= Consigne a =
Reproduisez fidèlement le passage de l'article sur le pillage des richesses minières au Congo qui commence par « Secteur minier. La » et va jusqu'à « million de tonnes. ».

______

Au Congo-Kinshasa, les sénateurs mettent au jour le pillage des richesses minières

vendredi 16 octobre 2009.
 

Le pillage des ressources minières de la République démocratique du Congo (RDC) se poursuit. Telle est, en résumé, la conclusion du rapport d’enquête sénatorial rendu public début octobre à Kinshasa, la capitale. "Le secteur minier, qui repose pourtant sur des ressources minérales immenses et variées, n’a pas encore, du fait de la mauvaise gouvernance, contribué un tant soit peu à trouver les réponses aux cris des populations congolaises vouées à vivre dans des conditions infrahumaines", écrivent les auteurs du document riche de plus d’une centaine de pages.

Un trésor dilapidé

Secteur minier. La République démocratique du Congo recèle 10 % des réserves mondiales de cuivre et 30 % des réserves de cobalt. Elle est également riche en or, argent, diamant, coltan, cassitérite. Fin 2008, 4 234 permis miniers avaient été accordés, dont près de 1 500 dans le seul Etat du Katanga. La même année, le poids brut des produits marchands exportés était de 1,1 million de tonnes.

______

= Consigne b =
Dans les entrées ci-dessous, recopiez à l'identique les lignes qui vont de celle contenant « y-minor-tick (118, 247, 122, 250) » jusqu'à celle contenant « y-minor-tick (118, 365, 122, 367) », ces deux lignes comprises, et rien d'autre.

= Matériel fourni =
______

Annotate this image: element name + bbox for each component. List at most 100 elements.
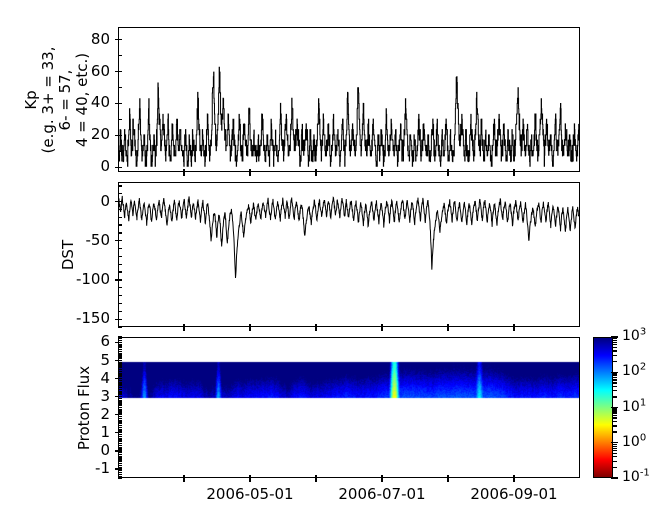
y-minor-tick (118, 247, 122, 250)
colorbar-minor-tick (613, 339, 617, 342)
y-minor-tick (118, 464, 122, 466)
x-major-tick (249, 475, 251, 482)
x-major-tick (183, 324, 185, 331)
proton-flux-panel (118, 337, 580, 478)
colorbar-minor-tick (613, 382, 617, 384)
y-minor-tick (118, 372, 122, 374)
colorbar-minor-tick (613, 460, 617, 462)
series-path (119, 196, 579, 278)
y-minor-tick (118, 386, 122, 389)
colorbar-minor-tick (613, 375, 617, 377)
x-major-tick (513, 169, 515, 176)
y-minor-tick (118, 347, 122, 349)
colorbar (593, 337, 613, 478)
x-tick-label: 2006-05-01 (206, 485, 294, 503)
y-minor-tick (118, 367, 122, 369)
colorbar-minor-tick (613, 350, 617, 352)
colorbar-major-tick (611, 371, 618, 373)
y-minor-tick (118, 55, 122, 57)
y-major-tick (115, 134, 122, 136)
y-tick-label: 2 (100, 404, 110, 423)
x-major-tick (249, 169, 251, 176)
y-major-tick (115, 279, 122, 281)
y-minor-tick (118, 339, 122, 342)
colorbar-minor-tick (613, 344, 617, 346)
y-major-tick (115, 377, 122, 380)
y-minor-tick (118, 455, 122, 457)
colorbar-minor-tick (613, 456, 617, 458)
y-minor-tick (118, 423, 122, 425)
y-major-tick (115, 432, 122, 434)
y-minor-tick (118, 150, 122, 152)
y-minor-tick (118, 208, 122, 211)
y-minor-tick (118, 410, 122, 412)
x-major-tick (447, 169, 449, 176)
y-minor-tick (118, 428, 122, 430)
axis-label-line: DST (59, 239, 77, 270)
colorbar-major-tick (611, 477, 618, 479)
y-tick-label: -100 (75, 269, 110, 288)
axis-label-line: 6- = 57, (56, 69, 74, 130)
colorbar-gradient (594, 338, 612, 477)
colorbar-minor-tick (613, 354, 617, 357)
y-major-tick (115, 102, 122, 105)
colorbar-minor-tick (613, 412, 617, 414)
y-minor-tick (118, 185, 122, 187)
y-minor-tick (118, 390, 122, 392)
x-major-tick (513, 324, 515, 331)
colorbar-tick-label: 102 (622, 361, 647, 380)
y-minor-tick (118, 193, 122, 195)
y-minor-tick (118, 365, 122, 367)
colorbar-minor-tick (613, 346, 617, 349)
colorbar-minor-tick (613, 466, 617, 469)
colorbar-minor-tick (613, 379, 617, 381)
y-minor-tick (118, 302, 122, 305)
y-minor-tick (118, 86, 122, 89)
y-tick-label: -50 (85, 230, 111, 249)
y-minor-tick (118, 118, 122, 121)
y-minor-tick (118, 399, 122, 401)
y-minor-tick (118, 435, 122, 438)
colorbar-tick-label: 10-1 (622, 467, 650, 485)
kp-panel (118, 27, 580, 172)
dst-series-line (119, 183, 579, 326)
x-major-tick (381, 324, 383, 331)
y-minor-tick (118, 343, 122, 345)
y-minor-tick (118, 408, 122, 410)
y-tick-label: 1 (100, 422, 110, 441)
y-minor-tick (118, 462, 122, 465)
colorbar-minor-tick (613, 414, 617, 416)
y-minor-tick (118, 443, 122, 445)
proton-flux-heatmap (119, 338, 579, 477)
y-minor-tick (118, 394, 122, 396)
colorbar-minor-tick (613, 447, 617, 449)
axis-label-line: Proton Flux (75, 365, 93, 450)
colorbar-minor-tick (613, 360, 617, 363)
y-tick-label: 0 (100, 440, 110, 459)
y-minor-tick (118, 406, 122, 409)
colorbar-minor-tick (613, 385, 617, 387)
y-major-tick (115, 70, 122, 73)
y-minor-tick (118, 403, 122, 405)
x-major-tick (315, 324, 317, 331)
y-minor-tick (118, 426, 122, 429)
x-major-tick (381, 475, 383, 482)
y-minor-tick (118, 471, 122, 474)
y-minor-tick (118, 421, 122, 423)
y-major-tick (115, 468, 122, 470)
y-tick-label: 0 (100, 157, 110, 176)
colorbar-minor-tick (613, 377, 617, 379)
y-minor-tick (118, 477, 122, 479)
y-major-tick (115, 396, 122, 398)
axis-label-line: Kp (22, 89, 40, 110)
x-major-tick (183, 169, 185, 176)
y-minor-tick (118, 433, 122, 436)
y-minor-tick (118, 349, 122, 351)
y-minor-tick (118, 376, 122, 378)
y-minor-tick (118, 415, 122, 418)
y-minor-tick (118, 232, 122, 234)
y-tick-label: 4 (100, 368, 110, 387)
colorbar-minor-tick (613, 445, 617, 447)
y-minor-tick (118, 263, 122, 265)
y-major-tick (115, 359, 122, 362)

______

= Réponse attendue a =
Secteur minier. La République démocratique du Congo recèle 10 % des réserves mondiales de cuivre et 30 % des réserves de cobalt. Elle est également riche en or, argent, diamant, coltan, cassitérite. Fin 2008, 4 234 permis miniers avaient été accordés, dont près de 1 500 dans le seul Etat du Katanga. La même année, le poids brut des produits marchands exportés était de 1,1 million de tonnes.

= Réponse attendue b =
y-minor-tick (118, 247, 122, 250)
colorbar-minor-tick (613, 339, 617, 342)
y-minor-tick (118, 464, 122, 466)
x-major-tick (249, 475, 251, 482)
x-major-tick (183, 324, 185, 331)
proton-flux-panel (118, 337, 580, 478)
colorbar-minor-tick (613, 382, 617, 384)
y-minor-tick (118, 372, 122, 374)
colorbar-minor-tick (613, 460, 617, 462)
series-path (119, 196, 579, 278)
y-minor-tick (118, 386, 122, 389)
colorbar-minor-tick (613, 375, 617, 377)
x-major-tick (513, 169, 515, 176)
y-minor-tick (118, 347, 122, 349)
colorbar (593, 337, 613, 478)
x-tick-label: 2006-05-01 (206, 485, 294, 503)
y-minor-tick (118, 367, 122, 369)
colorbar-minor-tick (613, 350, 617, 352)
colorbar-major-tick (611, 371, 618, 373)
y-minor-tick (118, 55, 122, 57)
y-major-tick (115, 134, 122, 136)
y-tick-label: 2 (100, 404, 110, 423)
x-major-tick (249, 169, 251, 176)
y-major-tick (115, 279, 122, 281)
y-minor-tick (118, 339, 122, 342)
colorbar-minor-tick (613, 344, 617, 346)
y-major-tick (115, 377, 122, 380)
y-minor-tick (118, 455, 122, 457)
colorbar-minor-tick (613, 456, 617, 458)
y-minor-tick (118, 423, 122, 425)
y-major-tick (115, 432, 122, 434)
y-minor-tick (118, 150, 122, 152)
y-minor-tick (118, 208, 122, 211)
y-minor-tick (118, 410, 122, 412)
x-major-tick (447, 169, 449, 176)
y-minor-tick (118, 428, 122, 430)
axis-label-line: DST (59, 239, 77, 270)
colorbar-major-tick (611, 477, 618, 479)
y-tick-label: -100 (75, 269, 110, 288)
axis-label-line: 6- = 57, (56, 69, 74, 130)
colorbar-gradient (594, 338, 612, 477)
colorbar-minor-tick (613, 354, 617, 357)
y-major-tick (115, 102, 122, 105)
colorbar-minor-tick (613, 412, 617, 414)
y-minor-tick (118, 185, 122, 187)
y-minor-tick (118, 390, 122, 392)
x-major-tick (513, 324, 515, 331)
colorbar-tick-label: 102 (622, 361, 647, 380)
y-minor-tick (118, 193, 122, 195)
y-minor-tick (118, 365, 122, 367)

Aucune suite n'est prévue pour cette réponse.